» Aim: In the material below, find all lines with the string "credible" and copy them.

» Recorded information:
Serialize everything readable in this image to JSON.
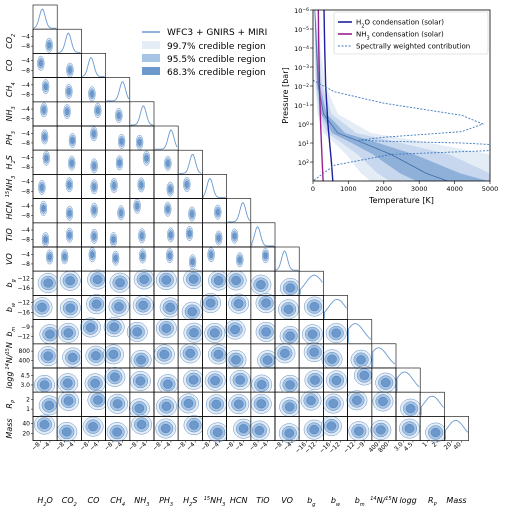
{
  "corner_legend": {
    "entries": [
      {
        "label": "WFC3 + GNIRS + MIRI",
        "kind": "line",
        "color": "#6a9ad0"
      },
      {
        "label": "99.7% credible region",
        "kind": "patch",
        "color": "#e4ecf6"
      },
      {
        "label": "95.5% credible region",
        "kind": "patch",
        "color": "#a8c4e4"
      },
      {
        "label": "68.3% credible region",
        "kind": "patch",
        "color": "#6d98cc"
      }
    ]
  },
  "colors": {
    "posterior": "#3f78b8",
    "posterior_line": "#6a9ad0",
    "h2o_condensation": "#1f1fa0",
    "nh3_condensation": "#9b1f8f",
    "contribution": "#3b78c0"
  },
  "chart_data": [
    {
      "type": "corner",
      "parameters": [
        "H2O",
        "CO2",
        "CO",
        "CH4",
        "NH3",
        "PH3",
        "H2S",
        "15NH3",
        "HCN",
        "TiO",
        "VO",
        "b_g",
        "b_w",
        "b_m",
        "14N/15N",
        "logg",
        "R_P",
        "Mass"
      ],
      "parameter_labels": [
        {
          "base": "H",
          "sub": "2",
          "rest": "O"
        },
        {
          "base": "CO",
          "sub": "2",
          "rest": ""
        },
        {
          "base": "CO",
          "sub": "",
          "rest": ""
        },
        {
          "base": "CH",
          "sub": "4",
          "rest": ""
        },
        {
          "base": "NH",
          "sub": "3",
          "rest": ""
        },
        {
          "base": "PH",
          "sub": "3",
          "rest": ""
        },
        {
          "base": "H",
          "sub": "2",
          "rest": "S"
        },
        {
          "pre_sup": "15",
          "base": "NH",
          "sub": "3",
          "rest": ""
        },
        {
          "base": "HCN",
          "sub": "",
          "rest": ""
        },
        {
          "base": "TiO",
          "sub": "",
          "rest": ""
        },
        {
          "base": "VO",
          "sub": "",
          "rest": ""
        },
        {
          "base": "b",
          "sub": "g",
          "rest": ""
        },
        {
          "base": "b",
          "sub": "w",
          "rest": ""
        },
        {
          "base": "b",
          "sub": "m",
          "rest": ""
        },
        {
          "pre_sup": "14",
          "base": "N/",
          "sup2": "15",
          "rest": "N"
        },
        {
          "base": "logg",
          "sub": "",
          "rest": ""
        },
        {
          "base": "R",
          "sub": "P",
          "rest": ""
        },
        {
          "base": "Mass",
          "sub": "",
          "rest": ""
        }
      ],
      "x_tick_labels": [
        [
          "−8",
          "−4"
        ],
        [
          "−8",
          "−4"
        ],
        [
          "−8",
          "−4"
        ],
        [
          "−8",
          "−4"
        ],
        [
          "−8",
          "−4"
        ],
        [
          "−8",
          "−4"
        ],
        [
          "−8",
          "−4"
        ],
        [
          "−8",
          "−4"
        ],
        [
          "−8",
          "−4"
        ],
        [
          "−8",
          "−4"
        ],
        [
          "−8",
          "−4"
        ],
        [
          "−16",
          "−12"
        ],
        [
          "−16",
          "−12"
        ],
        [
          "−12",
          "−9"
        ],
        [
          "400",
          "800"
        ],
        [
          "3.0",
          "4.5"
        ],
        [
          "1",
          "2"
        ],
        [
          "20",
          "40"
        ]
      ],
      "y_tick_labels": [
        [],
        [
          "−4",
          "−8"
        ],
        [
          "−4",
          "−8"
        ],
        [
          "−4",
          "−8"
        ],
        [
          "−4",
          "−8"
        ],
        [
          "−4",
          "−8"
        ],
        [
          "−4",
          "−8"
        ],
        [
          "−4",
          "−8"
        ],
        [
          "−4",
          "−8"
        ],
        [
          "−4",
          "−8"
        ],
        [
          "−4",
          "−8"
        ],
        [
          "−12",
          "−16"
        ],
        [
          "−12",
          "−16"
        ],
        [
          "−9",
          "−12"
        ],
        [
          "800",
          "400"
        ],
        [
          "4.5",
          "3.0"
        ],
        [
          "2",
          "1"
        ],
        [
          "40",
          "20"
        ]
      ],
      "marginal_peaks": [
        {
          "param": "H2O",
          "peak": -5.0
        },
        {
          "param": "CO2",
          "peak": -6.0
        },
        {
          "param": "CO",
          "peak": -4.5
        },
        {
          "param": "CH4",
          "peak": -5.5
        },
        {
          "param": "NH3",
          "peak": -6.5
        },
        {
          "param": "PH3",
          "peak": -6.0
        },
        {
          "param": "H2S",
          "peak": -4.5
        },
        {
          "param": "15NH3",
          "peak": -6.5
        },
        {
          "param": "HCN",
          "peak": -6.0
        },
        {
          "param": "TiO",
          "peak": -8.5
        },
        {
          "param": "VO",
          "peak": -9.0
        },
        {
          "param": "b_g",
          "peak": -14.0
        },
        {
          "param": "b_w",
          "peak": -12.0
        },
        {
          "param": "b_m",
          "peak": -9.5
        },
        {
          "param": "14N/15N",
          "peak": 500
        },
        {
          "param": "logg",
          "peak": 4.2
        },
        {
          "param": "R_P",
          "peak": 1.0
        },
        {
          "param": "Mass",
          "peak": 25
        }
      ]
    },
    {
      "type": "line",
      "title": "",
      "xlabel": "Temperature [K]",
      "ylabel": "Pressure [bar]",
      "xlim": [
        0,
        5000
      ],
      "ylim_log": [
        1e-06,
        1000.0
      ],
      "y_inverted": true,
      "y_scale": "log",
      "x_ticks": [
        "0",
        "1000",
        "2000",
        "3000",
        "4000",
        "5000"
      ],
      "y_ticks": [
        {
          "base": "10",
          "exp": "−6"
        },
        {
          "base": "10",
          "exp": "−5"
        },
        {
          "base": "10",
          "exp": "−4"
        },
        {
          "base": "10",
          "exp": "−3"
        },
        {
          "base": "10",
          "exp": "−2"
        },
        {
          "base": "10",
          "exp": "−1"
        },
        {
          "base": "10",
          "exp": "0"
        },
        {
          "base": "10",
          "exp": "1"
        },
        {
          "base": "10",
          "exp": "2"
        }
      ],
      "legend": {
        "placement": "top-right",
        "entries": [
          {
            "base": "H",
            "sub": "2",
            "rest": "O condensation (solar)",
            "style": "solid",
            "color": "#1f1fa0"
          },
          {
            "base": "NH",
            "sub": "3",
            "rest": " condensation (solar)",
            "style": "solid",
            "color": "#9b1f8f"
          },
          {
            "base": "Spectrally weighted contribution",
            "sub": "",
            "rest": "",
            "style": "dashed",
            "color": "#3b78c0"
          }
        ]
      },
      "series": [
        {
          "name": "H2O condensation (solar)",
          "points": [
            [
              310,
              1e-06
            ],
            [
              330,
              0.0001
            ],
            [
              360,
              0.01
            ],
            [
              420,
              1
            ],
            [
              520,
              100
            ],
            [
              560,
              1000
            ]
          ]
        },
        {
          "name": "NH3 condensation (solar)",
          "points": [
            [
              150,
              1e-06
            ],
            [
              165,
              0.0001
            ],
            [
              185,
              0.01
            ],
            [
              215,
              1
            ],
            [
              260,
              100
            ],
            [
              285,
              1000
            ]
          ]
        },
        {
          "name": "Spectrally weighted contribution",
          "points": [
            [
              0,
              0.005
            ],
            [
              600,
              0.02
            ],
            [
              2000,
              0.08
            ],
            [
              4200,
              0.35
            ],
            [
              4800,
              1.0
            ],
            [
              4200,
              2.5
            ],
            [
              2000,
              5
            ],
            [
              1300,
              7
            ],
            [
              2000,
              8
            ],
            [
              4200,
              10
            ],
            [
              5000,
              12
            ],
            [
              5000,
              25
            ],
            [
              2200,
              40
            ],
            [
              600,
              150
            ],
            [
              0,
              1000
            ]
          ]
        }
      ],
      "retrieved_profile": [
        [
          50,
          1e-06
        ],
        [
          100,
          0.0001
        ],
        [
          150,
          0.01
        ],
        [
          300,
          0.3
        ],
        [
          700,
          3
        ],
        [
          1300,
          8
        ],
        [
          2200,
          40
        ],
        [
          3200,
          400
        ],
        [
          3800,
          1000
        ]
      ]
    }
  ]
}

» Solution for this task:
        "label": "99.7% credible region",
        "label": "95.5% credible region",
        "label": "68.3% credible region",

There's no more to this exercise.